Extracted records
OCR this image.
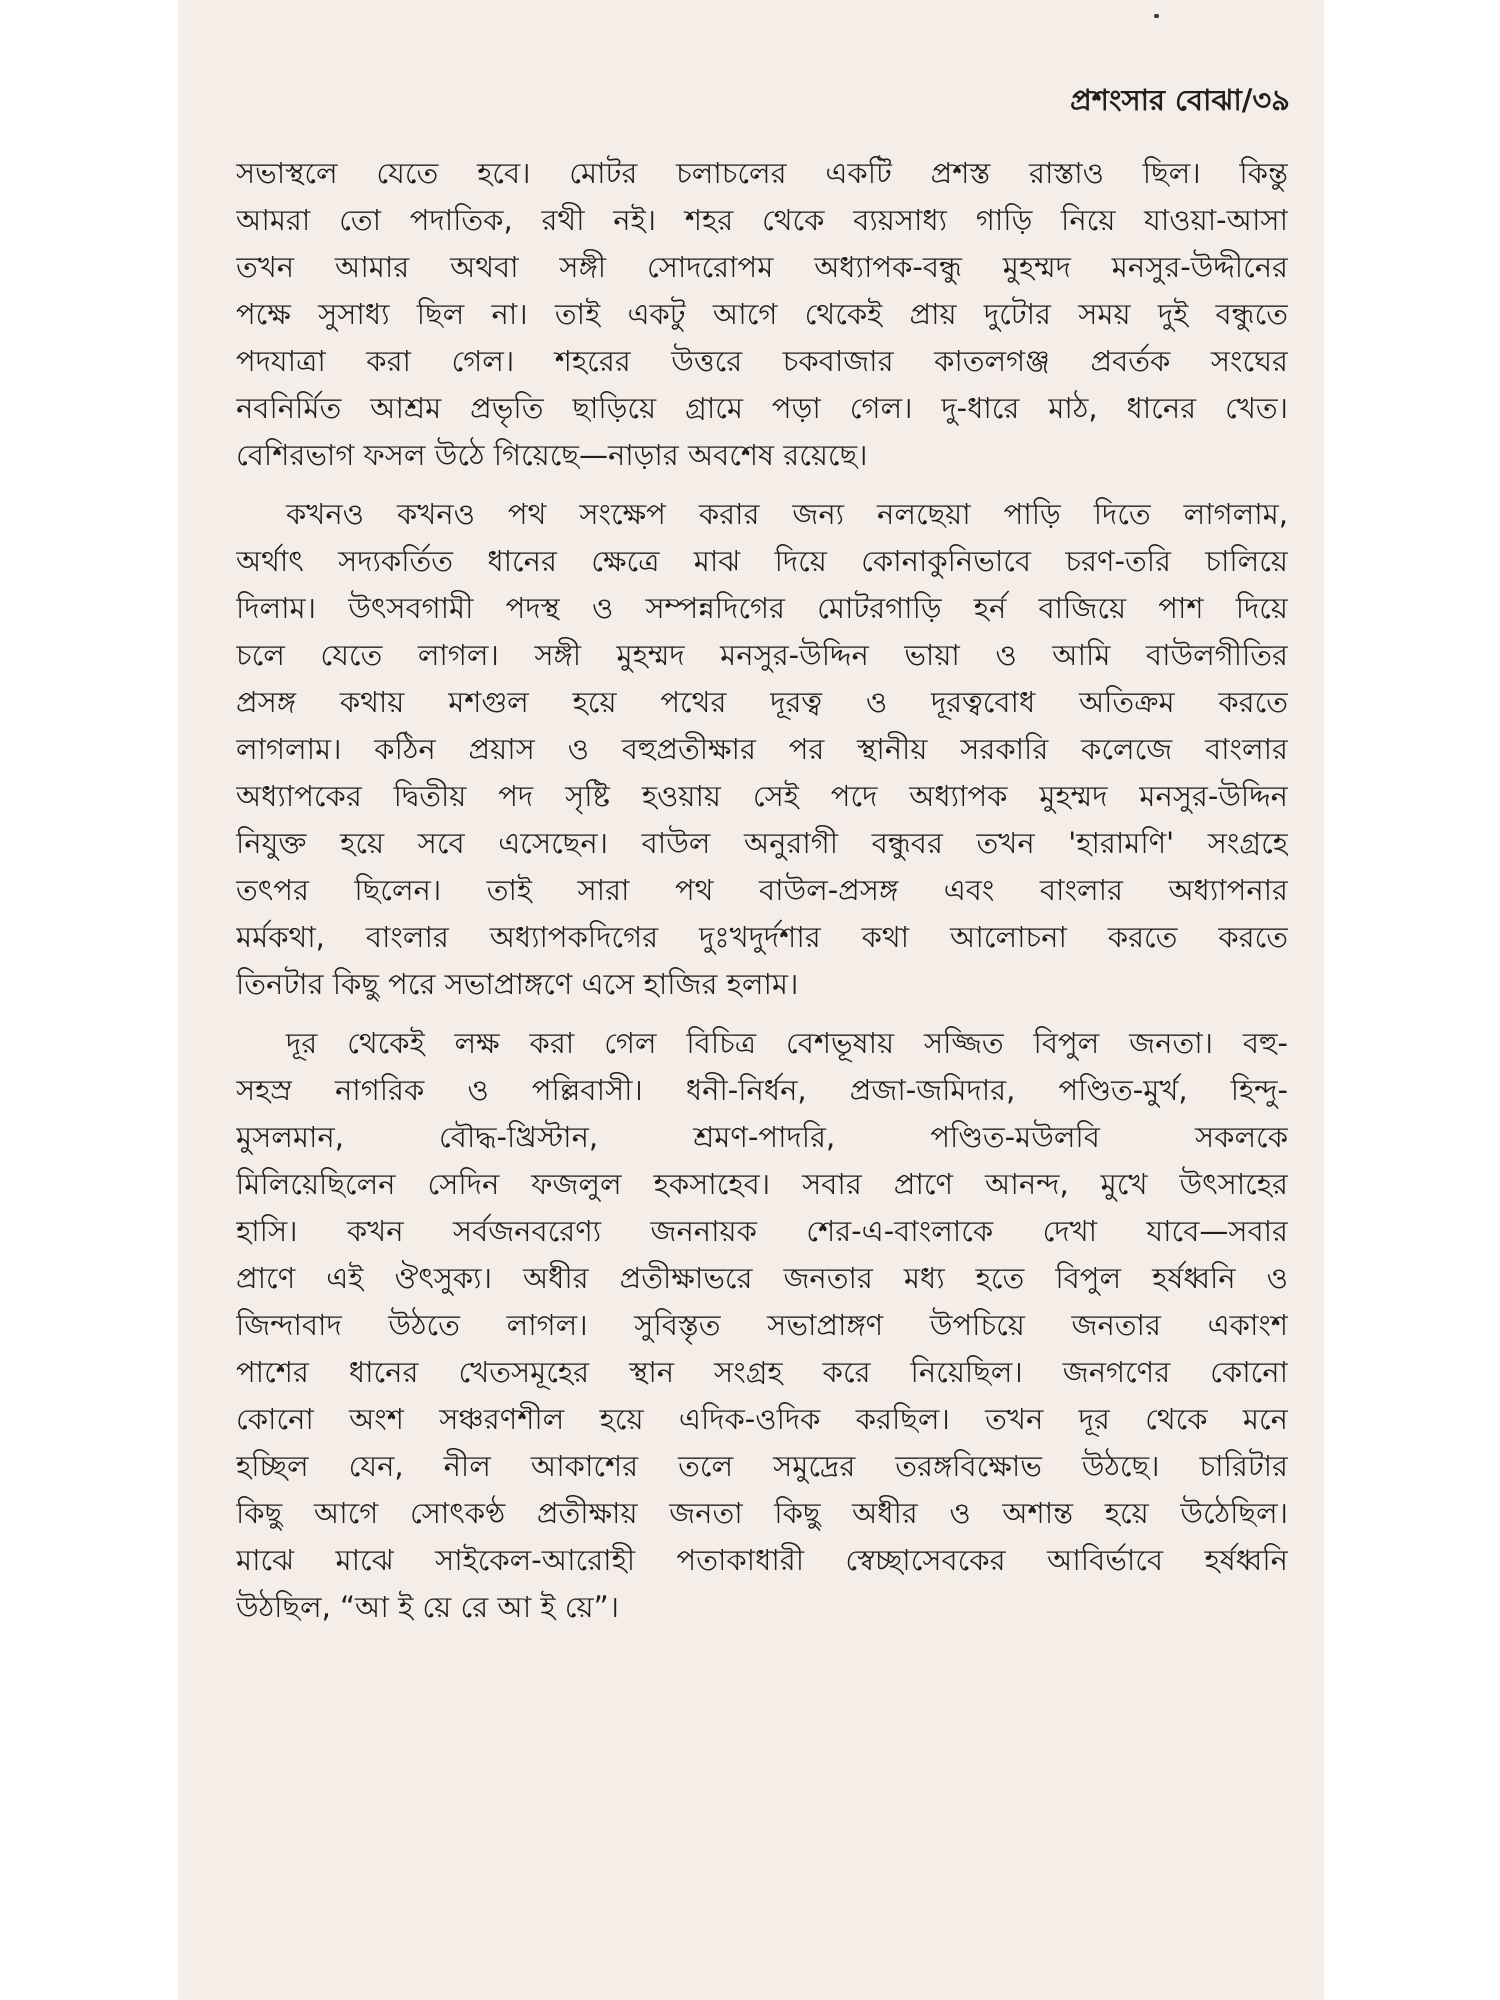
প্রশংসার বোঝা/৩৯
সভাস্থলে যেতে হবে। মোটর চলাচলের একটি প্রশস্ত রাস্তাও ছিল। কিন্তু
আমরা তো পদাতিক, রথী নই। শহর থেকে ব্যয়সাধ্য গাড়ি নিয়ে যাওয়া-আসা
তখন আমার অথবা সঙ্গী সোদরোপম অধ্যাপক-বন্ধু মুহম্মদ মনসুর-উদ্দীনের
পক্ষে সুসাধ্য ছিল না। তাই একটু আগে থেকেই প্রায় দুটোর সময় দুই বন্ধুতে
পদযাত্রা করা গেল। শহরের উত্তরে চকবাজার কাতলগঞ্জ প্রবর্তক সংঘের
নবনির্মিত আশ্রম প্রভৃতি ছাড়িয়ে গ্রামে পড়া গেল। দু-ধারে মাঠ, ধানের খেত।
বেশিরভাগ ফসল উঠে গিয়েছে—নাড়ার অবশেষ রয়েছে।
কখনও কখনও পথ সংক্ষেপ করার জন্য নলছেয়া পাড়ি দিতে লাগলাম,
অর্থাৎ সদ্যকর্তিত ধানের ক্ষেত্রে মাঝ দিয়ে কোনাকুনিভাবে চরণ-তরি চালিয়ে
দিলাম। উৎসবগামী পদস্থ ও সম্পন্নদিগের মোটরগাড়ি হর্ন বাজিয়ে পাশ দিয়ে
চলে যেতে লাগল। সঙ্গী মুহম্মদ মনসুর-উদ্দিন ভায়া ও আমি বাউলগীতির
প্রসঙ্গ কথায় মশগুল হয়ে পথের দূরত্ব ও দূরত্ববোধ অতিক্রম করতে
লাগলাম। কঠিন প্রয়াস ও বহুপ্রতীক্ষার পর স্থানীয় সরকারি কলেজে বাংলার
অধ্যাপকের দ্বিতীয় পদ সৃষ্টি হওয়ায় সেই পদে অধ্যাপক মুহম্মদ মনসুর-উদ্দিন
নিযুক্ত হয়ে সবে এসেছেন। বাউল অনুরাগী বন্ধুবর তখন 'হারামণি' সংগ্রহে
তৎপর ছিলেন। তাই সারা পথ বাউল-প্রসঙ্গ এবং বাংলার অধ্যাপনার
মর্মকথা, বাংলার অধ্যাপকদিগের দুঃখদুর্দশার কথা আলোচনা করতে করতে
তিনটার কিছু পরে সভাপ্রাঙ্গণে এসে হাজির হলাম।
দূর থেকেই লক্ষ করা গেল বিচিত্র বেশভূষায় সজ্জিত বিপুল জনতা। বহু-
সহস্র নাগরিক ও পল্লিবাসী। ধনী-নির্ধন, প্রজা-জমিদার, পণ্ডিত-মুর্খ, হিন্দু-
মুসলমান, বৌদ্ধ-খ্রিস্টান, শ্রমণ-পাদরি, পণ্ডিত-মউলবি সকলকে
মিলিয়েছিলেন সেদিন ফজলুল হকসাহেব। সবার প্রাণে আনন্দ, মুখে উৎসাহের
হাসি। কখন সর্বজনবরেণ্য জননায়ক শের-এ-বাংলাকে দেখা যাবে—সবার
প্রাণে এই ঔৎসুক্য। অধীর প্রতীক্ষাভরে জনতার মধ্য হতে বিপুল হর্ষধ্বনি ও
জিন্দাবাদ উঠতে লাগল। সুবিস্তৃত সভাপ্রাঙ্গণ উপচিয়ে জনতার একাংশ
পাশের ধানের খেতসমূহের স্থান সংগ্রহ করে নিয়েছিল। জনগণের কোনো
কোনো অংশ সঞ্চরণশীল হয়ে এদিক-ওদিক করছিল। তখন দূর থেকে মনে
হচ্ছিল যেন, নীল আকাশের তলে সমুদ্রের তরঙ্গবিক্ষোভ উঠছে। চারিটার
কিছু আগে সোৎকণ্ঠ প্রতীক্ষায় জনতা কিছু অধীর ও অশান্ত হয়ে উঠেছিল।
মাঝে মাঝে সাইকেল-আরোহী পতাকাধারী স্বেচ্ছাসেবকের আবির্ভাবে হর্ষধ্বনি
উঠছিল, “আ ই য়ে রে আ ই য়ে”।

* * *

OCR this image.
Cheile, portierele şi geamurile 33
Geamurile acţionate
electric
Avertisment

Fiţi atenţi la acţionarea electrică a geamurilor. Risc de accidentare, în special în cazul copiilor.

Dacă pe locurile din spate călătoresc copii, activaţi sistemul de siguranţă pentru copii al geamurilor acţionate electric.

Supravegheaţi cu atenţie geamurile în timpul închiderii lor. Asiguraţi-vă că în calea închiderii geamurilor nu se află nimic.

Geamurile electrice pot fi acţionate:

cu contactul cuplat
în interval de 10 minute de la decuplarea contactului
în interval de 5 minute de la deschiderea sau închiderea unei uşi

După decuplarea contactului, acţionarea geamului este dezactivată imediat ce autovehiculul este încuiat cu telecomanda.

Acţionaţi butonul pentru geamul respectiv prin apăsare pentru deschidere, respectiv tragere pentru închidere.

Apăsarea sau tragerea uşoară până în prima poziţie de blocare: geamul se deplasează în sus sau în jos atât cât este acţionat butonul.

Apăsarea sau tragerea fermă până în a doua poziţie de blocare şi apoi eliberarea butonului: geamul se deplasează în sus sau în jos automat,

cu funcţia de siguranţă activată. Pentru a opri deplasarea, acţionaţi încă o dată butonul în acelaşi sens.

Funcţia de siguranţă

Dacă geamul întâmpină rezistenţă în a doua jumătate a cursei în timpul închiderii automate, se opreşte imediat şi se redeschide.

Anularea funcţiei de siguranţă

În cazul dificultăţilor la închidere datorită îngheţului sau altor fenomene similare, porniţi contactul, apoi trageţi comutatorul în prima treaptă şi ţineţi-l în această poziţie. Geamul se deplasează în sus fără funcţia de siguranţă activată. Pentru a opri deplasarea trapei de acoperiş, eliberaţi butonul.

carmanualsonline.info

Given request
Count every line of the records that holds "Apăsarea". State the number, nothing else.

The solution
2